Data entries

- - - - - - -

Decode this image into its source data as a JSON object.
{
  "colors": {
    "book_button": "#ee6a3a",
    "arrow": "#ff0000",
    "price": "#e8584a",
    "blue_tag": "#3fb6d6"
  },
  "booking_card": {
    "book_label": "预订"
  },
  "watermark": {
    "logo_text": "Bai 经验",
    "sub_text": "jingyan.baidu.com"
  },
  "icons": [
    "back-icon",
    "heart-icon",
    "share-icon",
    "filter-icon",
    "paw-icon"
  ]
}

- - - - - - -

**Your instructions:** Give back the data above exactly as it appears.

**Result for this task:**
Decode this image into its source data as a JSON object.
{
  "colors": {
    "book_button": "#ee6a3a",
    "arrow": "#ff0000",
    "price": "#e8584a",
    "blue_tag": "#3fb6d6"
  },
  "booking_card": {
    "book_label": "预订"
  },
  "watermark": {
    "logo_text": "Bai 经验",
    "sub_text": "jingyan.baidu.com"
  },
  "icons": [
    "back-icon",
    "heart-icon",
    "share-icon",
    "filter-icon",
    "paw-icon"
  ]
}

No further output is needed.